==== Data for analysis ====

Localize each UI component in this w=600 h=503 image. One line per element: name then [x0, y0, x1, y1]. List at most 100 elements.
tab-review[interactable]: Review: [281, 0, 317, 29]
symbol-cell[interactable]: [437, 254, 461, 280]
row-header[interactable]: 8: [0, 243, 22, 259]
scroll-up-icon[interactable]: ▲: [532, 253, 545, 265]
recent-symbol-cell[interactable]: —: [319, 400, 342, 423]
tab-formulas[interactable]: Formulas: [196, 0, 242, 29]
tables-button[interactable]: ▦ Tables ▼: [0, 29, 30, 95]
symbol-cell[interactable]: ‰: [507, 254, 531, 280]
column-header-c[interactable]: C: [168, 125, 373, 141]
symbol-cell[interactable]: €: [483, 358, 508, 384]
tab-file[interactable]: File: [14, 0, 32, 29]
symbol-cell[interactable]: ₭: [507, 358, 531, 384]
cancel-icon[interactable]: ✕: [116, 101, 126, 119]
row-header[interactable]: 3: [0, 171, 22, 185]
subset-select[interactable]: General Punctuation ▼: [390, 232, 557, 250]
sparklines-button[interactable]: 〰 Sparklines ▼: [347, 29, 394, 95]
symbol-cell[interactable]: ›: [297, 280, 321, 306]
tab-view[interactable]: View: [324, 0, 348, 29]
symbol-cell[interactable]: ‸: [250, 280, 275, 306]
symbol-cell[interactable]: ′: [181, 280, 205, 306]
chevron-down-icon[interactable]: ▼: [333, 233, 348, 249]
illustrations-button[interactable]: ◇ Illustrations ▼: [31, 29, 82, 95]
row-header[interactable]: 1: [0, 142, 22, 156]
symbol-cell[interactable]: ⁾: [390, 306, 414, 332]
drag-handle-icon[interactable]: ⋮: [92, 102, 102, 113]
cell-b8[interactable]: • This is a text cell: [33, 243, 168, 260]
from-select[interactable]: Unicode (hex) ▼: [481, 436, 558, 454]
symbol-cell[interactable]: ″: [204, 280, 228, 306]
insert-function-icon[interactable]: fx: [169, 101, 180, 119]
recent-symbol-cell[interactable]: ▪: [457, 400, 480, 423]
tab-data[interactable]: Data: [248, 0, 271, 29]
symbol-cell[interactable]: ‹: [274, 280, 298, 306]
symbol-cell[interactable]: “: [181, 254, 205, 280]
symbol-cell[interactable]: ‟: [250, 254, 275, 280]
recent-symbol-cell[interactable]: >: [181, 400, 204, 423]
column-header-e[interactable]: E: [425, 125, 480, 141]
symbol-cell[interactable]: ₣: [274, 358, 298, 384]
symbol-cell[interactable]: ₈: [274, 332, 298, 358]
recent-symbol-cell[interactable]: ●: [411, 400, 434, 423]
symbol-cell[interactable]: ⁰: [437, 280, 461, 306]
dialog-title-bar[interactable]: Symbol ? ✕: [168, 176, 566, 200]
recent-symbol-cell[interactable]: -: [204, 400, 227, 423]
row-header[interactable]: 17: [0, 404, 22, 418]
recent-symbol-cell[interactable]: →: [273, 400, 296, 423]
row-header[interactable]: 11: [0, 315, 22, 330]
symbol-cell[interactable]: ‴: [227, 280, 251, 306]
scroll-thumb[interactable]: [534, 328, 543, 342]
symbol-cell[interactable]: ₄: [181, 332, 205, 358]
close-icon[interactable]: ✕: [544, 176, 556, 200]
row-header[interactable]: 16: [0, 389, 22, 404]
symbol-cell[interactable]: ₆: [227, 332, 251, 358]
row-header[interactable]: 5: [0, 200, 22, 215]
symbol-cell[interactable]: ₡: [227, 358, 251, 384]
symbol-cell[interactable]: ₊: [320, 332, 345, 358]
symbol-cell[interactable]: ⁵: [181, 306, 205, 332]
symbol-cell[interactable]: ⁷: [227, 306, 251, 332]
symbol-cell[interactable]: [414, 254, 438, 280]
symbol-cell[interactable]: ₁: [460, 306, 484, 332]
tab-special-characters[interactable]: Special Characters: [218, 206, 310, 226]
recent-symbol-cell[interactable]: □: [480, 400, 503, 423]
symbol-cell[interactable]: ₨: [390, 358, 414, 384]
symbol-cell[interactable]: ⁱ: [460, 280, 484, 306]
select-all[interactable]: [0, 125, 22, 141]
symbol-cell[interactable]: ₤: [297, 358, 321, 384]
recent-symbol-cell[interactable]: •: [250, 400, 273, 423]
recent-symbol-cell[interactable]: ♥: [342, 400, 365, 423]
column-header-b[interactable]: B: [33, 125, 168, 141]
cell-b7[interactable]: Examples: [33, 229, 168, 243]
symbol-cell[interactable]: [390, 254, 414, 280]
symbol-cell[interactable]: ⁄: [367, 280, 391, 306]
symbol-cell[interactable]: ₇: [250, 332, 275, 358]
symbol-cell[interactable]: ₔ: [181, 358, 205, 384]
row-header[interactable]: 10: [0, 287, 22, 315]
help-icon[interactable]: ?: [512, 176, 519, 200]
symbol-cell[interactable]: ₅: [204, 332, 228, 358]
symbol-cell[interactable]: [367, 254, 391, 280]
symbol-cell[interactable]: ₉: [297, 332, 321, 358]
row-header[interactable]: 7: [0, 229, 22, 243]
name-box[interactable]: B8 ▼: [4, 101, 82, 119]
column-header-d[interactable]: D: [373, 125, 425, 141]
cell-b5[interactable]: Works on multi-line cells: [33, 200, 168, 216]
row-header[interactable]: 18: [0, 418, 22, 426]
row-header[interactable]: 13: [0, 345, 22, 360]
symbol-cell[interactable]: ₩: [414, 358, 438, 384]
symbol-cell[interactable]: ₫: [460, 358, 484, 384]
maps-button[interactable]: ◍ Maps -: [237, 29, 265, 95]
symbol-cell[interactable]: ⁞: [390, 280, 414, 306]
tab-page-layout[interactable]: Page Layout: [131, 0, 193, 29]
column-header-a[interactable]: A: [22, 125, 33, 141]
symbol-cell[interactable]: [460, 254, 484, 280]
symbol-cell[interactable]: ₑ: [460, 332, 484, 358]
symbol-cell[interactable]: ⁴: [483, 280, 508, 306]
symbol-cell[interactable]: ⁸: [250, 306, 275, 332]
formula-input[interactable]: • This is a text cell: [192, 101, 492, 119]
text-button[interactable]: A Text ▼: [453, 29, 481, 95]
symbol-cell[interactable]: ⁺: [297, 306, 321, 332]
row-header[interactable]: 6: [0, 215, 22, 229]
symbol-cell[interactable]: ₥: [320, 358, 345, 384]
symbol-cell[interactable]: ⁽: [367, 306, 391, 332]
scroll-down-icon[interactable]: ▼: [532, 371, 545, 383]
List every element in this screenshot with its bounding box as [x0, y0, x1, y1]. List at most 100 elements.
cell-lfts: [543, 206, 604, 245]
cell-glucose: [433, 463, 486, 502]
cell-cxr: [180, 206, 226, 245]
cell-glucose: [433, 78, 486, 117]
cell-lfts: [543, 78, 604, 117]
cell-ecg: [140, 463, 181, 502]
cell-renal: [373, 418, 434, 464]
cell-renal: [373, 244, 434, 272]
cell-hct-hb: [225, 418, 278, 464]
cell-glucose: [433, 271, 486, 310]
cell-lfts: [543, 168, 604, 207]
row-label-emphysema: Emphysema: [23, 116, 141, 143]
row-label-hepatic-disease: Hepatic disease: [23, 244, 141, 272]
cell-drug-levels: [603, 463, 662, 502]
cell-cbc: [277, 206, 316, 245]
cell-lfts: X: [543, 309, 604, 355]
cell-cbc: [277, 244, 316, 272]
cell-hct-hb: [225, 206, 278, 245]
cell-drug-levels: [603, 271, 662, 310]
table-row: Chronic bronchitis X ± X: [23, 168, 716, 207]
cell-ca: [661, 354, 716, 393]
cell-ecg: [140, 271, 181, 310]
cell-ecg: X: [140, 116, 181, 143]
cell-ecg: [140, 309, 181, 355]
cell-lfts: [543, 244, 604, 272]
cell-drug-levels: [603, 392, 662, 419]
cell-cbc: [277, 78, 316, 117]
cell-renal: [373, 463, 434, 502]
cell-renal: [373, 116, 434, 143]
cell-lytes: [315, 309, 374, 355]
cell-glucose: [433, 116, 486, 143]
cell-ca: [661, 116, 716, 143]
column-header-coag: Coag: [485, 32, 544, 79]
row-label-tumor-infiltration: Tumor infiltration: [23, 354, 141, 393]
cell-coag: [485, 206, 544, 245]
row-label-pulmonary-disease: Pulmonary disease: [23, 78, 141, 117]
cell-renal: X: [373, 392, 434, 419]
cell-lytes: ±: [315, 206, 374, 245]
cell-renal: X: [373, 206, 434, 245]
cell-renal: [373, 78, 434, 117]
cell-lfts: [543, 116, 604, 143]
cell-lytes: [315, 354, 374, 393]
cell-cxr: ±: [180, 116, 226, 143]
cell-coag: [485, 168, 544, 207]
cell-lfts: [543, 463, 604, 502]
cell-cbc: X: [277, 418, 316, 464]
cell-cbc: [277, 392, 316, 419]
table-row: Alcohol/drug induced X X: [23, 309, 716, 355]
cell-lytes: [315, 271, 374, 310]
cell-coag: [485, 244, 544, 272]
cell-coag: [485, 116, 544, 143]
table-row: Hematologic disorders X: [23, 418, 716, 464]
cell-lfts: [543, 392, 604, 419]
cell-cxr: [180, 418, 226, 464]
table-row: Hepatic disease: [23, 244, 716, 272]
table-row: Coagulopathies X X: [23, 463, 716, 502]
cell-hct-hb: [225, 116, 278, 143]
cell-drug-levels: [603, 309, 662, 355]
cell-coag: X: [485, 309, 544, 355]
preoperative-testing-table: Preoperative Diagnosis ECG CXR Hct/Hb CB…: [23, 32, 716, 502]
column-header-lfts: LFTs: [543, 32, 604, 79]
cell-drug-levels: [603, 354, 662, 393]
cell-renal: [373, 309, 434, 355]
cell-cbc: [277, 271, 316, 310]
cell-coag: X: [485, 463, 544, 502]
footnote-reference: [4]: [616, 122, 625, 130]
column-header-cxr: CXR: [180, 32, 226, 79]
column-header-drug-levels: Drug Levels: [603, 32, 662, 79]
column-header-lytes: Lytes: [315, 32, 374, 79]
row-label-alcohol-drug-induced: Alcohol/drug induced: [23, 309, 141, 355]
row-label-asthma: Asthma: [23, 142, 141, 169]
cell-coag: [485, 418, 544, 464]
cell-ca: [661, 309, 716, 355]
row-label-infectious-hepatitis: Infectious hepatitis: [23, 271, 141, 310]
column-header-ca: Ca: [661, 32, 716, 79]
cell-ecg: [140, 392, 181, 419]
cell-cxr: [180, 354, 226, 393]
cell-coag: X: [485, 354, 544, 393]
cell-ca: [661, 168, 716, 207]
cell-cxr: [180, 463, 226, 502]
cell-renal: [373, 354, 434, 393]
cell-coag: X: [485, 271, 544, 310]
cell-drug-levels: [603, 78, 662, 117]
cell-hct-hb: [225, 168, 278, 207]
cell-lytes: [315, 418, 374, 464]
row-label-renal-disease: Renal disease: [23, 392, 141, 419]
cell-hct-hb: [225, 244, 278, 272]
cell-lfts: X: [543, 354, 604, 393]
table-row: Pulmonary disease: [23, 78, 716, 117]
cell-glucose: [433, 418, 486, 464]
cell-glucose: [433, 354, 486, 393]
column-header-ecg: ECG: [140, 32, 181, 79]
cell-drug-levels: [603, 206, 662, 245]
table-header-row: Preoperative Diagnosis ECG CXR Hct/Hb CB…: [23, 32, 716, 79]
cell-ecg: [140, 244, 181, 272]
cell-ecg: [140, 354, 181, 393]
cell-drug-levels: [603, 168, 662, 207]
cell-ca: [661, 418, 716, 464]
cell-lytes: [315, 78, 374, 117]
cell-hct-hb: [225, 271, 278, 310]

====

The expected result is every line above containing the string "icon".

Response to this task:
scroll-up-icon[interactable]: ▲: [532, 253, 545, 265]
cancel-icon[interactable]: ✕: [116, 101, 126, 119]
chevron-down-icon[interactable]: ▼: [333, 233, 348, 249]
drag-handle-icon[interactable]: ⋮: [92, 102, 102, 113]
insert-function-icon[interactable]: fx: [169, 101, 180, 119]
close-icon[interactable]: ✕: [544, 176, 556, 200]
help-icon[interactable]: ?: [512, 176, 519, 200]
scroll-down-icon[interactable]: ▼: [532, 371, 545, 383]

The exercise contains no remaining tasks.